> [Input rows]

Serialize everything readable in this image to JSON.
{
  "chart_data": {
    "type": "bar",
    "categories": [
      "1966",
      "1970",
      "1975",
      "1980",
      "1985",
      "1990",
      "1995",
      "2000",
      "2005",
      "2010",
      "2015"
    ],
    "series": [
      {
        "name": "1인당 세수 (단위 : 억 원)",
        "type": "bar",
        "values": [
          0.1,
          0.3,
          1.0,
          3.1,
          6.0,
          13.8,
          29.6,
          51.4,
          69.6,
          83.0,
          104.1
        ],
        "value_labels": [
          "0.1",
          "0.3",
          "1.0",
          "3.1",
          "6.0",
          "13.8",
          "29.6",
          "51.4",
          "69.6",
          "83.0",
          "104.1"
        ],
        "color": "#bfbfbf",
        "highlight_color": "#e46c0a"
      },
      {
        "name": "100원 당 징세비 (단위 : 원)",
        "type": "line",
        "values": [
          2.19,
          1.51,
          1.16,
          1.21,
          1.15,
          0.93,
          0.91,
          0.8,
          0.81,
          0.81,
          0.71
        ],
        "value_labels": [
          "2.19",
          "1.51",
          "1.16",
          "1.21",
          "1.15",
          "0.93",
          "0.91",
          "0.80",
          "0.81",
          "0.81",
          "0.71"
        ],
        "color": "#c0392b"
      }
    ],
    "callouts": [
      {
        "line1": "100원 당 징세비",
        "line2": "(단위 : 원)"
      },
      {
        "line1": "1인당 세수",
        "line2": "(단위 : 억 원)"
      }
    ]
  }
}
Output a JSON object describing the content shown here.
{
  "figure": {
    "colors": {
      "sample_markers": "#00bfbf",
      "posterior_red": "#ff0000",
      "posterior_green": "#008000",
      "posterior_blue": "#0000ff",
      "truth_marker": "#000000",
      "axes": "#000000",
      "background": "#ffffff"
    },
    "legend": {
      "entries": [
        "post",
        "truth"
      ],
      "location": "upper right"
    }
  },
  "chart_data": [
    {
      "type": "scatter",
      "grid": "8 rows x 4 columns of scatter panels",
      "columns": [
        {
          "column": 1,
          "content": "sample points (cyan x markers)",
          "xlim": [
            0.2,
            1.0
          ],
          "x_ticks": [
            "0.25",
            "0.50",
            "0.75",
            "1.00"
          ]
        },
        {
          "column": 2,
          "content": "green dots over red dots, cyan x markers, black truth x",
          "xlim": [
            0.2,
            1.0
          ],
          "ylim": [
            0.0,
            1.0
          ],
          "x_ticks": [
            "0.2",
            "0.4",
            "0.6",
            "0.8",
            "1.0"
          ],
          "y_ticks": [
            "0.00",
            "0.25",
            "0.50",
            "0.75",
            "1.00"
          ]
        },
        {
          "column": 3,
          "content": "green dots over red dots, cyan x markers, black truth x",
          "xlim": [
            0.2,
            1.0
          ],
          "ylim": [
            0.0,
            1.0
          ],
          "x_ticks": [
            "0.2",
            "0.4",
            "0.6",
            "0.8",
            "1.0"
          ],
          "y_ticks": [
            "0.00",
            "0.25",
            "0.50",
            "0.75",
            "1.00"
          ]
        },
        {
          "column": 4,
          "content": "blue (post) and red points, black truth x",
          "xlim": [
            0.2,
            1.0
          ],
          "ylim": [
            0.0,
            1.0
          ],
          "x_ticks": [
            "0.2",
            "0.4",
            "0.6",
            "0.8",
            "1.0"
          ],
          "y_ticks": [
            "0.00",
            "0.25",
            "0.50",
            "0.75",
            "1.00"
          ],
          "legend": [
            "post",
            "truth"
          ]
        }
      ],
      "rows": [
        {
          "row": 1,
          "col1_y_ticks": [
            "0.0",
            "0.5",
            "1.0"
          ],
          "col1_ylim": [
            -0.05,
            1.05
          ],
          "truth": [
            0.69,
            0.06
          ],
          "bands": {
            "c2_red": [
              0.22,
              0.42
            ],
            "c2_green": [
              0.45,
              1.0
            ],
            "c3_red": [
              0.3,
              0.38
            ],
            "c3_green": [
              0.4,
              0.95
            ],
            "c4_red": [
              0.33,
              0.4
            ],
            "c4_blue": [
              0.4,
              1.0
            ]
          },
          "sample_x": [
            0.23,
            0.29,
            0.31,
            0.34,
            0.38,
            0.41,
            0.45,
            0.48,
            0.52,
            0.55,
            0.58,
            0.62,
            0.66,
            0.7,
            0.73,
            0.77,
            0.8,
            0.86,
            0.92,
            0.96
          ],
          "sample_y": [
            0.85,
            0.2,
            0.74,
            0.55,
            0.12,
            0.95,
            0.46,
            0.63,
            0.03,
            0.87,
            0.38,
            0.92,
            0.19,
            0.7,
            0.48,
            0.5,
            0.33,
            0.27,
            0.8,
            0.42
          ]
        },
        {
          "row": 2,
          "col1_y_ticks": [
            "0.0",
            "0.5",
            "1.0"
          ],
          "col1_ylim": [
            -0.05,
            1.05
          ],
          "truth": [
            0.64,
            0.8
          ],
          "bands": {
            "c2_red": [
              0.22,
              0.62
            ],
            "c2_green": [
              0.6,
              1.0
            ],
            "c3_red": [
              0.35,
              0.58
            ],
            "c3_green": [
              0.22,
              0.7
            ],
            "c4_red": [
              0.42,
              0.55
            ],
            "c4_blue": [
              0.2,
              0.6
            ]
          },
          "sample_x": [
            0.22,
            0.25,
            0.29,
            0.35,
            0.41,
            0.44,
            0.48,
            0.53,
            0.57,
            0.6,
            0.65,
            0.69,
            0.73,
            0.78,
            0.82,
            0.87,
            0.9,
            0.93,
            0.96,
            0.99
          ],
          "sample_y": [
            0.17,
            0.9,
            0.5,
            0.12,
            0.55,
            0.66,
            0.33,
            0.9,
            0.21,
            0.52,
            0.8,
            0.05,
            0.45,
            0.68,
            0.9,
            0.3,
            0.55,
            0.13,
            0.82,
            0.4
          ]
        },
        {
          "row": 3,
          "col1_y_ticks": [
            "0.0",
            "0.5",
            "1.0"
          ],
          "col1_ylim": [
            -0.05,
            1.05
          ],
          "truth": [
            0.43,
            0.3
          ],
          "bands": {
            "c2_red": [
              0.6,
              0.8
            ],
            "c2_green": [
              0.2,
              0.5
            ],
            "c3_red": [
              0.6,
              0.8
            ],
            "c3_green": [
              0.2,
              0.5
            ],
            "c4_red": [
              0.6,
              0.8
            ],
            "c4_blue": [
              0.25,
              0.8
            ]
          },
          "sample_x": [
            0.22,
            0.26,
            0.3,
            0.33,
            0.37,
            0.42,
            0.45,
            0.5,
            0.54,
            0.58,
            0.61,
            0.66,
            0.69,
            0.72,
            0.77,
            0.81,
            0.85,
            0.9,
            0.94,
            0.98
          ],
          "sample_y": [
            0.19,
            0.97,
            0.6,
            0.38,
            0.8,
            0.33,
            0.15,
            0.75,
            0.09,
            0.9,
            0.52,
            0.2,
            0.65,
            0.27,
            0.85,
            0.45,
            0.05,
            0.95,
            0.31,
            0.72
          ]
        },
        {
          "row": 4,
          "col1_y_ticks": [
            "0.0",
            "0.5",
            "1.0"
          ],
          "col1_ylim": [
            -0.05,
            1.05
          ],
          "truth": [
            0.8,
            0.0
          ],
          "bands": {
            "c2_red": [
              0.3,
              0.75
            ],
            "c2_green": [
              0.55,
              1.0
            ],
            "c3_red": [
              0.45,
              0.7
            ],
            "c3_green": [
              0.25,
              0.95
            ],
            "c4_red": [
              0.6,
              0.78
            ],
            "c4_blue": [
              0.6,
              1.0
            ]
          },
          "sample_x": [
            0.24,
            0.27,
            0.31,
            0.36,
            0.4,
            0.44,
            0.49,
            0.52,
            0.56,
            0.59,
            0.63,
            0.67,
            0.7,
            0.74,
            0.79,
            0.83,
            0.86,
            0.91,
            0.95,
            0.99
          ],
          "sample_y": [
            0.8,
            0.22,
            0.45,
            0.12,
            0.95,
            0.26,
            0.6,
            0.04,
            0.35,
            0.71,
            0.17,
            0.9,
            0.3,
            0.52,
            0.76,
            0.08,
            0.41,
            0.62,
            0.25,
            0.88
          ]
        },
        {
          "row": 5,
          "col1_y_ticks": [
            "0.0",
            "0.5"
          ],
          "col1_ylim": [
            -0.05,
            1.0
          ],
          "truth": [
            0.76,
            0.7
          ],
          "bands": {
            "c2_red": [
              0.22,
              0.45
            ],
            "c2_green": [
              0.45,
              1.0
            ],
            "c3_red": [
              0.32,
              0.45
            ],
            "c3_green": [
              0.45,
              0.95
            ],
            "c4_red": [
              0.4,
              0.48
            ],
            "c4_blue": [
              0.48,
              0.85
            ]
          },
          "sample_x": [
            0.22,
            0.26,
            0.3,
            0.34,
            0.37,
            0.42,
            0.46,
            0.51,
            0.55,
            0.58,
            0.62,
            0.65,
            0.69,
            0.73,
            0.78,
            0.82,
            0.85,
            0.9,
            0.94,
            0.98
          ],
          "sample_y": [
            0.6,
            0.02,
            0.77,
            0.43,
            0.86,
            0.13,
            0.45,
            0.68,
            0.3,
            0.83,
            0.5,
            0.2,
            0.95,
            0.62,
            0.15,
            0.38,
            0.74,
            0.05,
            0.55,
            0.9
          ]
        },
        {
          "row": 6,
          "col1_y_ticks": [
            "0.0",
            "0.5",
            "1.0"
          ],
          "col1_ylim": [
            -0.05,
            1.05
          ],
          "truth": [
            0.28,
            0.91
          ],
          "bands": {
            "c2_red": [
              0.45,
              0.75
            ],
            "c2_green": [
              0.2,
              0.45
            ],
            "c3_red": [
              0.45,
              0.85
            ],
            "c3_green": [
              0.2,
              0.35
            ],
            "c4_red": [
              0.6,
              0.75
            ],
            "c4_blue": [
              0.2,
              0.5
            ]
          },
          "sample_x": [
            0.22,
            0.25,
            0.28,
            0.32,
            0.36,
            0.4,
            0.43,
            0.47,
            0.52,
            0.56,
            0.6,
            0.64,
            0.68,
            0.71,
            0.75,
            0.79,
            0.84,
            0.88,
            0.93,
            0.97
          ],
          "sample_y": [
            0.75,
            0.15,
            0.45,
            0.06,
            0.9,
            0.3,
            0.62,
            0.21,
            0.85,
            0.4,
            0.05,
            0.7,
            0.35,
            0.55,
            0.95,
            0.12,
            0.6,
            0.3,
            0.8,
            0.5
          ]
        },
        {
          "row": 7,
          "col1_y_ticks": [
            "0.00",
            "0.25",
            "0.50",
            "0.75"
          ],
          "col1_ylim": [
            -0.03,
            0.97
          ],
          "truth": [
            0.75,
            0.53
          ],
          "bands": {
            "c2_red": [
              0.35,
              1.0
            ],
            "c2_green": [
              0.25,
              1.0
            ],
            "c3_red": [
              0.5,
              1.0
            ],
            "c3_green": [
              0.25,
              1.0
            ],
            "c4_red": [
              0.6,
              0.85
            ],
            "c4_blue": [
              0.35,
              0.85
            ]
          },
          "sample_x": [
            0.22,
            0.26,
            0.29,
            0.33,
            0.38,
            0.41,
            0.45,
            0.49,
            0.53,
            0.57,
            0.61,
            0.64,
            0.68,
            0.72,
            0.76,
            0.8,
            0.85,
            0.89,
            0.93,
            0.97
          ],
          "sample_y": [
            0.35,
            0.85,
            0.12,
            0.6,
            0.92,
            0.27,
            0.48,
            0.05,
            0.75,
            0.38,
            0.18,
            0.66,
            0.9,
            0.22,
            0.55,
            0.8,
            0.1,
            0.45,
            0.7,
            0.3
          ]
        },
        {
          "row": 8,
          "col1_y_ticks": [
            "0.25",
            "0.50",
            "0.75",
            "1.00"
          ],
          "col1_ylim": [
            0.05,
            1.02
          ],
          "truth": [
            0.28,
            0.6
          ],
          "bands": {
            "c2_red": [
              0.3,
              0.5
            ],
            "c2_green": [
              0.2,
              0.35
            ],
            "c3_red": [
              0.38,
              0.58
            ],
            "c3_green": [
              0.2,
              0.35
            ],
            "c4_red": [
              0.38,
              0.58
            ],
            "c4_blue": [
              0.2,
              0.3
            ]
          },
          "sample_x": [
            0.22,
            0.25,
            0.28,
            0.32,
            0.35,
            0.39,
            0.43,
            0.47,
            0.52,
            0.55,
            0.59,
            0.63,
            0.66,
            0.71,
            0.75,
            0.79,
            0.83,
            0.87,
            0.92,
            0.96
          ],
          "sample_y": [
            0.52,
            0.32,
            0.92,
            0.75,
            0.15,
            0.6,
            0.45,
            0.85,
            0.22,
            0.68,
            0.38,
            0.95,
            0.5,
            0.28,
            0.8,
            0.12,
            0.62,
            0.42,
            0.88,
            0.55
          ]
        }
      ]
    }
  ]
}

> [Task instructions] For this exercise, gather every line of the data that contains the word "type".

> [Solution for this problem]
    "type": "bar",
        "type": "bar",
        "type": "line",
      "type": "scatter",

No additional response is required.